__YOUR GOAL__. Repeat word for word the part that opens with the line containing "x-tick-label: 30° (287, 421, 307, 434)" and closes with the line containing "black-contour-lines (96, 17, 401, 414)", including both of those lines.

+++

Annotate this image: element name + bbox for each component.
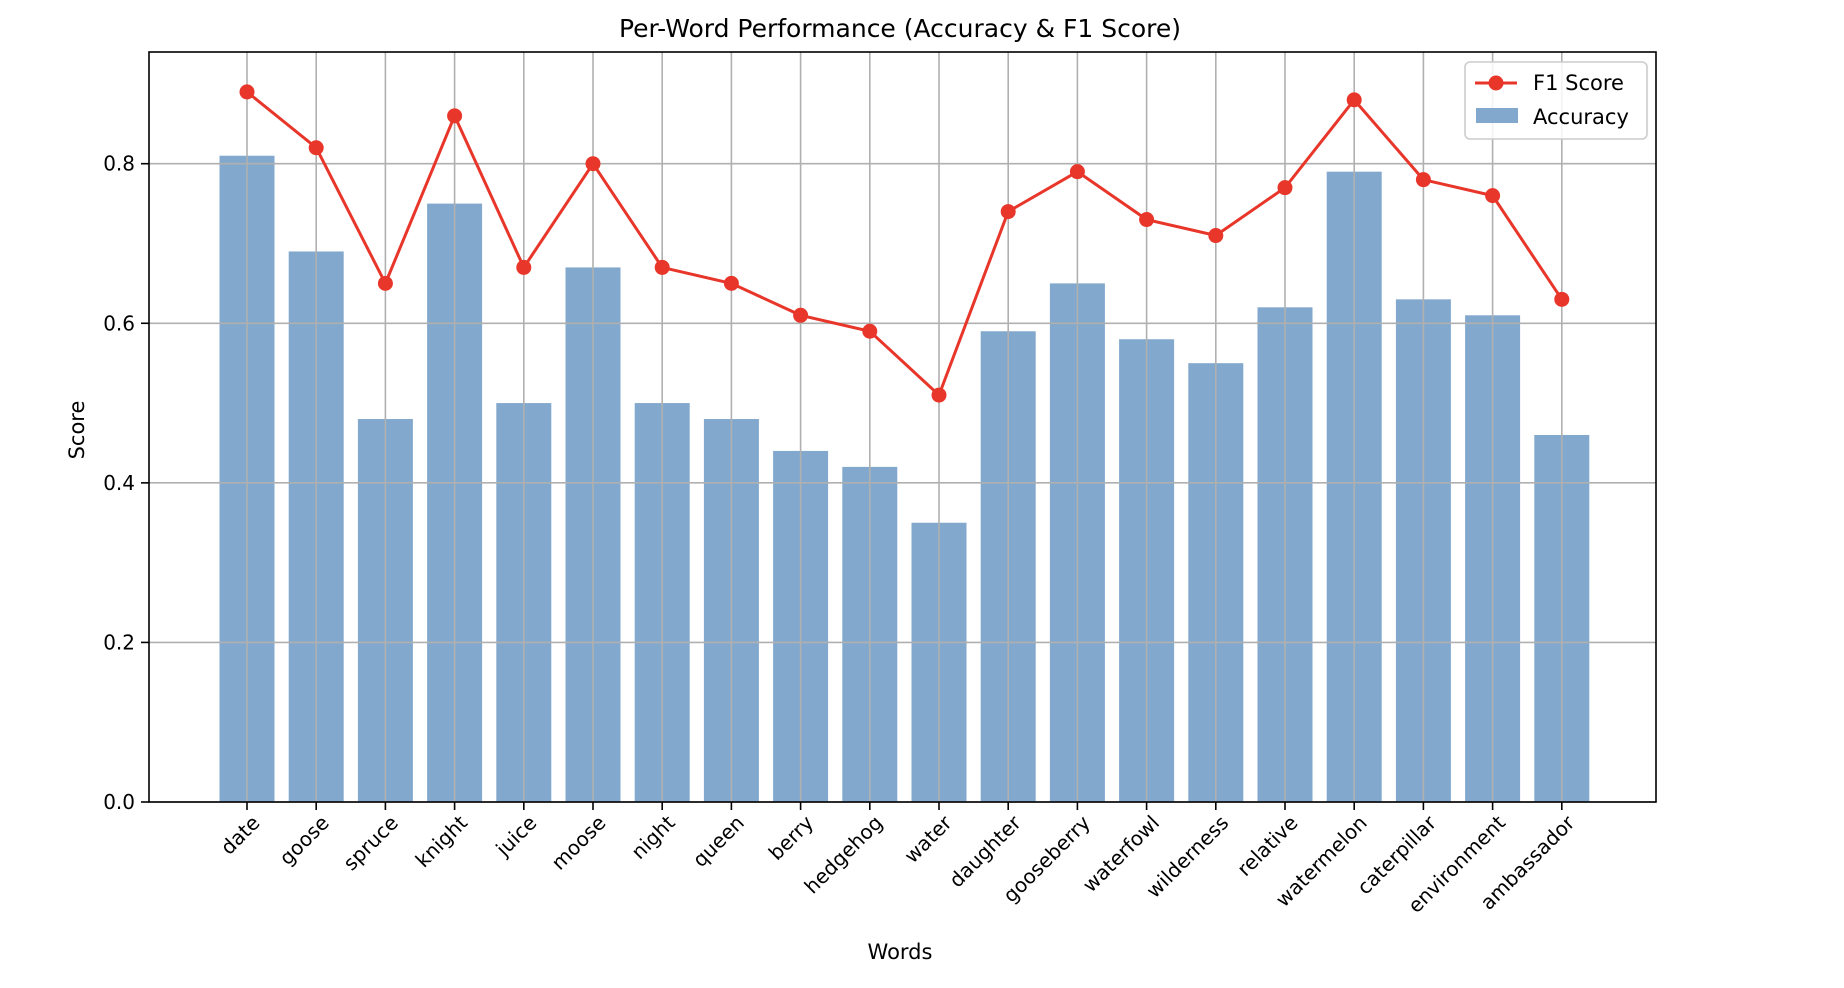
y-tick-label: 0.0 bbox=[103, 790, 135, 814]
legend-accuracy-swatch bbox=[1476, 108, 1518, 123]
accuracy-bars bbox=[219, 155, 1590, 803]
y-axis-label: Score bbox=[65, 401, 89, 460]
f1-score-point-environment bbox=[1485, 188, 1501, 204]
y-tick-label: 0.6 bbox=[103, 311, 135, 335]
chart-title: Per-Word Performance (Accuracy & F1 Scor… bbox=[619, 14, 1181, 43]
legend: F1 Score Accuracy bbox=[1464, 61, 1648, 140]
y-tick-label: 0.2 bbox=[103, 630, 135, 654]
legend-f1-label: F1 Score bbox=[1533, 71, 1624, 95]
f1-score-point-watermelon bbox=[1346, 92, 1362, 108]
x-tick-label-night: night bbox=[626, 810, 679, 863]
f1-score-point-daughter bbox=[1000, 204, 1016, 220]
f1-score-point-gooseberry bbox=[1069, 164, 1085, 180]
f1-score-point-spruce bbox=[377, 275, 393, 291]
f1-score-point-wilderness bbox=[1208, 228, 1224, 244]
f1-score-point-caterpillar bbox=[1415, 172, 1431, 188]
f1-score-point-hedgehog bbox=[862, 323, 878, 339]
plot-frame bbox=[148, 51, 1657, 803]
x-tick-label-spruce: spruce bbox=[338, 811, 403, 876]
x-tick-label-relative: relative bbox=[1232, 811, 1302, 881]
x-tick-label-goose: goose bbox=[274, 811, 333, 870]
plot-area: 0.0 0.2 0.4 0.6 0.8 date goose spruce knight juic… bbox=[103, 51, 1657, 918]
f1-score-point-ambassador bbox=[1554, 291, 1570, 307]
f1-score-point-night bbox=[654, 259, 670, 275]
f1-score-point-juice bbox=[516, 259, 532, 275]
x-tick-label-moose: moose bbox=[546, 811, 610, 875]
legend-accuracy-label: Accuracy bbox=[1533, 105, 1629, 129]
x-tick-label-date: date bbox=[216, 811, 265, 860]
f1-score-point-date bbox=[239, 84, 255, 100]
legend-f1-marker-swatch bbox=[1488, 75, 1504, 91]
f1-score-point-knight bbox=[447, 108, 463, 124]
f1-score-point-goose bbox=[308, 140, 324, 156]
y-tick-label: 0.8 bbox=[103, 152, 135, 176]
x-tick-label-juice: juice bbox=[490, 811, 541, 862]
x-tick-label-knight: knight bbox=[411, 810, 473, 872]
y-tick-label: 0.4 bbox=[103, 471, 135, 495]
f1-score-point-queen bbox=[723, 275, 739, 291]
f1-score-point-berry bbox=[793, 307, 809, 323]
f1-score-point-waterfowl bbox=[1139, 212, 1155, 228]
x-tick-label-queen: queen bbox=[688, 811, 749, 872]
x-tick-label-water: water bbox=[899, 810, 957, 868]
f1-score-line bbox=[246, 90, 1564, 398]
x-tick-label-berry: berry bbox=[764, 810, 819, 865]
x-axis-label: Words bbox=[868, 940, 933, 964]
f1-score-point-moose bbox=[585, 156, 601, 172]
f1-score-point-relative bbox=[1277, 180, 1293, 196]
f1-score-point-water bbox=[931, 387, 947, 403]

+++

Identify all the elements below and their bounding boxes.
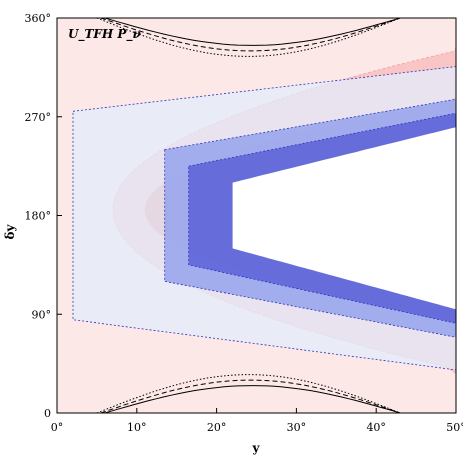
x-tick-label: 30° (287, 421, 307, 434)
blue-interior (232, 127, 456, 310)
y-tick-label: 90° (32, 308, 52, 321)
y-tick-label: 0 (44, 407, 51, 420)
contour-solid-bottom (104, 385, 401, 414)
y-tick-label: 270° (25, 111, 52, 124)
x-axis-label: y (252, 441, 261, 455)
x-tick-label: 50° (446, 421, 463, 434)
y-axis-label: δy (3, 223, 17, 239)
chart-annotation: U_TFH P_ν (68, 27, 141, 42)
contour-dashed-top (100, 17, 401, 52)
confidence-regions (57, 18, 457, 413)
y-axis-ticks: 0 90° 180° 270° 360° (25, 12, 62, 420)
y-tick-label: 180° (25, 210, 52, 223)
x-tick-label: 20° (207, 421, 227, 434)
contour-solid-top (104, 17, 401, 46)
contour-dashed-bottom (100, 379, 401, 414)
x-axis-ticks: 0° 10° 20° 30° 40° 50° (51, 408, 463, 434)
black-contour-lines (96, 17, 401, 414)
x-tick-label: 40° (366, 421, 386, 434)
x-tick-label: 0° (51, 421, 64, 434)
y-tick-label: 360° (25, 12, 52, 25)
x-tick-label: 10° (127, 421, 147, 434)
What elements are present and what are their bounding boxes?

+++

__TASK RESPONSE__.
x-tick-label: 30° (287, 421, 307, 434)
blue-interior (232, 127, 456, 310)
y-tick-label: 90° (32, 308, 52, 321)
y-tick-label: 0 (44, 407, 51, 420)
contour-solid-bottom (104, 385, 401, 414)
y-tick-label: 270° (25, 111, 52, 124)
x-axis-label: y (252, 441, 261, 455)
x-tick-label: 50° (446, 421, 463, 434)
y-axis-label: δy (3, 223, 17, 239)
chart-annotation: U_TFH P_ν (68, 27, 141, 42)
contour-dashed-top (100, 17, 401, 52)
confidence-regions (57, 18, 457, 413)
y-axis-ticks: 0 90° 180° 270° 360° (25, 12, 62, 420)
y-tick-label: 180° (25, 210, 52, 223)
x-tick-label: 20° (207, 421, 227, 434)
contour-solid-top (104, 17, 401, 46)
contour-dashed-bottom (100, 379, 401, 414)
x-axis-ticks: 0° 10° 20° 30° 40° 50° (51, 408, 463, 434)
black-contour-lines (96, 17, 401, 414)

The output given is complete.